══ Source records

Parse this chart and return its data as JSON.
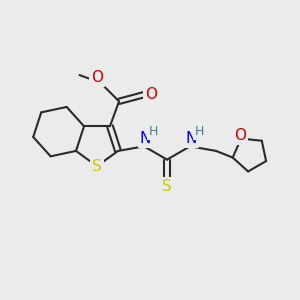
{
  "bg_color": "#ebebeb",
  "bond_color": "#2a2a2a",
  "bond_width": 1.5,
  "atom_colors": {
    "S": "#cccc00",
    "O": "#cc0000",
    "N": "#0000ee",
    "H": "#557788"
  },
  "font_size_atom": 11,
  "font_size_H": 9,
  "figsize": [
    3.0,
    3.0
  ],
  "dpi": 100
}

════

Work to be completed
Transcribe the material exactly, keeping every word and none of the pictures.

Answer for this exercise
Parse this chart and return its data as JSON.
{
  "bg_color": "#ebebeb",
  "bond_color": "#2a2a2a",
  "bond_width": 1.5,
  "atom_colors": {
    "S": "#cccc00",
    "O": "#cc0000",
    "N": "#0000ee",
    "H": "#557788"
  },
  "font_size_atom": 11,
  "font_size_H": 9,
  "figsize": [
    3.0,
    3.0
  ],
  "dpi": 100
}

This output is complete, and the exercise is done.